-- BEGIN STORED ROWS --

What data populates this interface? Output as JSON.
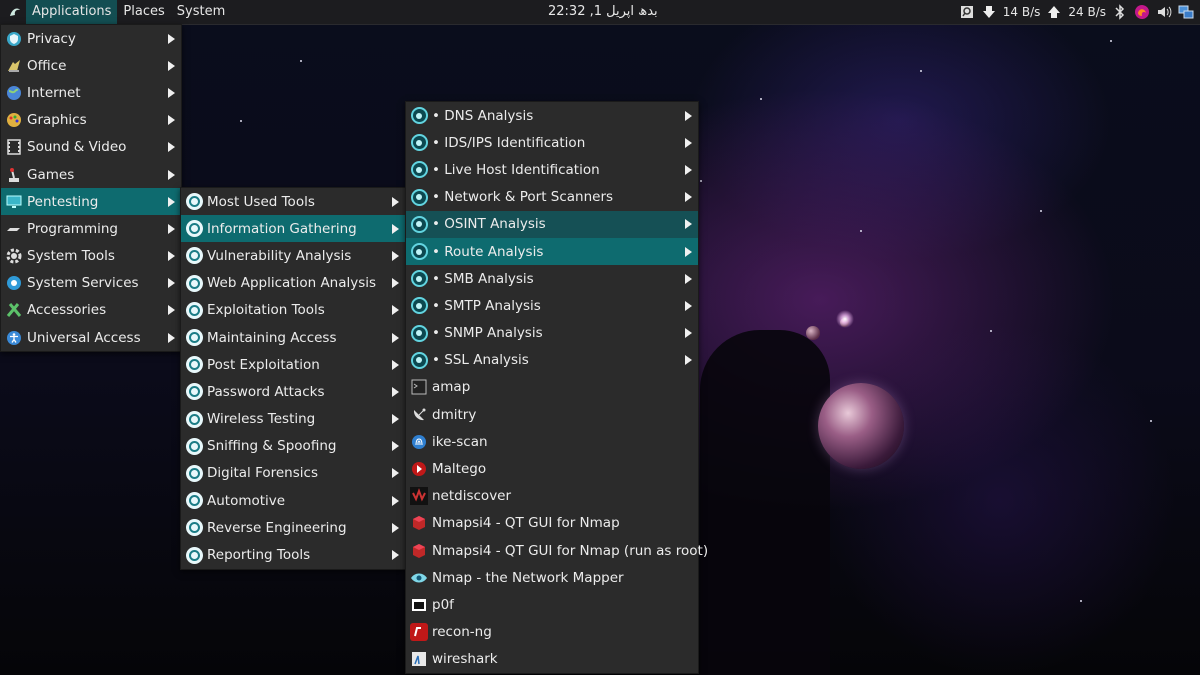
{
  "panel": {
    "menus": [
      "Applications",
      "Places",
      "System"
    ],
    "clock": "بدھ اپریل 1, 22:32",
    "net_down": "14 B/s",
    "net_up": "24 B/s"
  },
  "main_menu": [
    {
      "label": "Privacy",
      "icon": "shield-icon",
      "color": "#3aa7c8"
    },
    {
      "label": "Office",
      "icon": "office-icon",
      "color": "#d8c46a"
    },
    {
      "label": "Internet",
      "icon": "globe-icon",
      "color": "#4a86d8"
    },
    {
      "label": "Graphics",
      "icon": "palette-icon",
      "color": "#e0b040"
    },
    {
      "label": "Sound & Video",
      "icon": "film-icon",
      "color": "#dddddd"
    },
    {
      "label": "Games",
      "icon": "joystick-icon",
      "color": "#dddddd"
    },
    {
      "label": "Pentesting",
      "icon": "monitor-icon",
      "color": "#3ab6c8",
      "selected": true
    },
    {
      "label": "Programming",
      "icon": "code-icon",
      "color": "#dddddd"
    },
    {
      "label": "System Tools",
      "icon": "gear-icon",
      "color": "#dddddd"
    },
    {
      "label": "System Services",
      "icon": "services-icon",
      "color": "#2f9ad8"
    },
    {
      "label": "Accessories",
      "icon": "tools-icon",
      "color": "#5cc26a"
    },
    {
      "label": "Universal Access",
      "icon": "accessibility-icon",
      "color": "#3a8ad8"
    }
  ],
  "pentest_menu": [
    {
      "label": "Most Used Tools"
    },
    {
      "label": "Information Gathering",
      "selected": true
    },
    {
      "label": "Vulnerability Analysis"
    },
    {
      "label": "Web Application Analysis"
    },
    {
      "label": "Exploitation Tools"
    },
    {
      "label": "Maintaining Access"
    },
    {
      "label": "Post Exploitation"
    },
    {
      "label": "Password Attacks"
    },
    {
      "label": "Wireless Testing"
    },
    {
      "label": "Sniffing & Spoofing"
    },
    {
      "label": "Digital Forensics"
    },
    {
      "label": "Automotive"
    },
    {
      "label": "Reverse Engineering"
    },
    {
      "label": "Reporting Tools"
    }
  ],
  "info_menu": [
    {
      "label": "• DNS Analysis",
      "submenu": true
    },
    {
      "label": "• IDS/IPS Identification",
      "submenu": true
    },
    {
      "label": "• Live Host Identification",
      "submenu": true
    },
    {
      "label": "• Network & Port Scanners",
      "submenu": true
    },
    {
      "label": "• OSINT Analysis",
      "submenu": true,
      "hover": true
    },
    {
      "label": "• Route Analysis",
      "submenu": true,
      "selected": true
    },
    {
      "label": "• SMB Analysis",
      "submenu": true
    },
    {
      "label": "• SMTP Analysis",
      "submenu": true
    },
    {
      "label": "• SNMP Analysis",
      "submenu": true
    },
    {
      "label": "• SSL Analysis",
      "submenu": true
    },
    {
      "label": "amap",
      "icon": "terminal-icon"
    },
    {
      "label": "dmitry",
      "icon": "satellite-icon"
    },
    {
      "label": "ike-scan",
      "icon": "fingerprint-icon"
    },
    {
      "label": "Maltego",
      "icon": "maltego-icon"
    },
    {
      "label": "netdiscover",
      "icon": "netdiscover-icon"
    },
    {
      "label": "Nmapsi4 - QT GUI for Nmap",
      "icon": "cube-icon"
    },
    {
      "label": "Nmapsi4 - QT GUI for Nmap (run as root)",
      "icon": "cube-icon"
    },
    {
      "label": "Nmap - the Network Mapper",
      "icon": "eye-icon"
    },
    {
      "label": "p0f",
      "icon": "p0f-icon"
    },
    {
      "label": "recon-ng",
      "icon": "recon-icon"
    },
    {
      "label": "wireshark",
      "icon": "wireshark-icon"
    }
  ]
}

-- END STORED ROWS --

From the listing above, pick out every line containing "color".

FULL OUTPUT
      "color": "#3aa7c8"
      "color": "#d8c46a"
      "color": "#4a86d8"
      "color": "#e0b040"
      "color": "#dddddd"
      "color": "#dddddd"
      "color": "#3ab6c8",
      "color": "#dddddd"
      "color": "#dddddd"
      "color": "#2f9ad8"
      "color": "#5cc26a"
      "color": "#3a8ad8"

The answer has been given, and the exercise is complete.